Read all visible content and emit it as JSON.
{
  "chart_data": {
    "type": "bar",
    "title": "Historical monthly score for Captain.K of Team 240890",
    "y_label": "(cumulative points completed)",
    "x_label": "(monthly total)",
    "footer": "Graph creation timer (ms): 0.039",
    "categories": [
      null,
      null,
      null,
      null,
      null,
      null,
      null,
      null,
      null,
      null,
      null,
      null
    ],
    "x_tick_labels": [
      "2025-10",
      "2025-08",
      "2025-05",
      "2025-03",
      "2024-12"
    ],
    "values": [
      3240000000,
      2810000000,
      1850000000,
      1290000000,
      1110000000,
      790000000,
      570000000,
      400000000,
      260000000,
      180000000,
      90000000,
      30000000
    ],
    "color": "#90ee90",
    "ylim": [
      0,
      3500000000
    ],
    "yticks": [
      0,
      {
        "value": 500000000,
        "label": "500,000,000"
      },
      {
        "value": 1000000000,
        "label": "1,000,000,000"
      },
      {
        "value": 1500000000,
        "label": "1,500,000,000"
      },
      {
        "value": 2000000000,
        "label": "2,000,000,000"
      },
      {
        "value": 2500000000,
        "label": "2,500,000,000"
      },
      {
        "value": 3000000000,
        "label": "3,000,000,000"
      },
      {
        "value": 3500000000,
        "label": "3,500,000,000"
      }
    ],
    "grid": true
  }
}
--
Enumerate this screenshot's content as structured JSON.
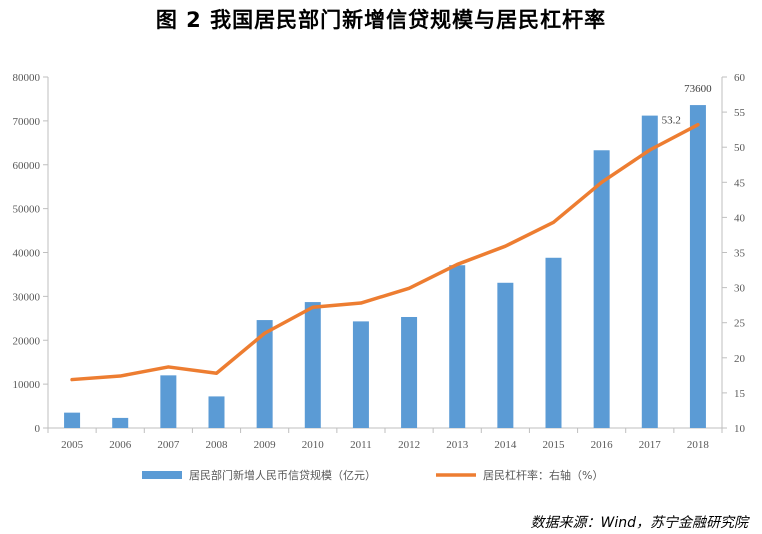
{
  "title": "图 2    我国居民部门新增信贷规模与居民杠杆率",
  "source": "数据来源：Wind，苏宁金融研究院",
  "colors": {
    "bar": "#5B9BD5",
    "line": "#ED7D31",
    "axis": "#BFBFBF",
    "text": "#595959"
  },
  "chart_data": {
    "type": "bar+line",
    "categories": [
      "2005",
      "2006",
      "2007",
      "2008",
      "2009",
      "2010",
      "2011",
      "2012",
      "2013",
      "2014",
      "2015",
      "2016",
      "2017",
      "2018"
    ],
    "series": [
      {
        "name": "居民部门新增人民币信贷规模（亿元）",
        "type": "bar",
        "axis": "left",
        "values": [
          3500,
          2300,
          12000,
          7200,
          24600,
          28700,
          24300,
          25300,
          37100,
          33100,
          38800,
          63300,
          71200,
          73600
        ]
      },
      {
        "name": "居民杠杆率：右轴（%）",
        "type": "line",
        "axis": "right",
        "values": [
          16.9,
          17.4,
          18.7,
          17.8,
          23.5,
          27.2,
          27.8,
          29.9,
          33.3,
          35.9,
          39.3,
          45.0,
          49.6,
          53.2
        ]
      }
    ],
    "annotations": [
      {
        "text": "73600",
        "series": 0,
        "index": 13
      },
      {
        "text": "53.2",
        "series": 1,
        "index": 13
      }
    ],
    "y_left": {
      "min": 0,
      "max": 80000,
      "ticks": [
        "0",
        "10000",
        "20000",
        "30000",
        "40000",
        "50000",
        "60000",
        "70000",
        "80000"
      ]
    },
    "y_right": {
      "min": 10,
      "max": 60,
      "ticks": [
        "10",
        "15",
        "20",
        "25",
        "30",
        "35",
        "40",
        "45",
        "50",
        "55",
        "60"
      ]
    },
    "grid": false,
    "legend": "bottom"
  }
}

_STATED PROBLEM_
Search the records for the word "type", then list every line that has it.

_THE SOLUTION_
    "type": "bar",
    "type": "bar+line",
        "type": "bar",
        "type": "line",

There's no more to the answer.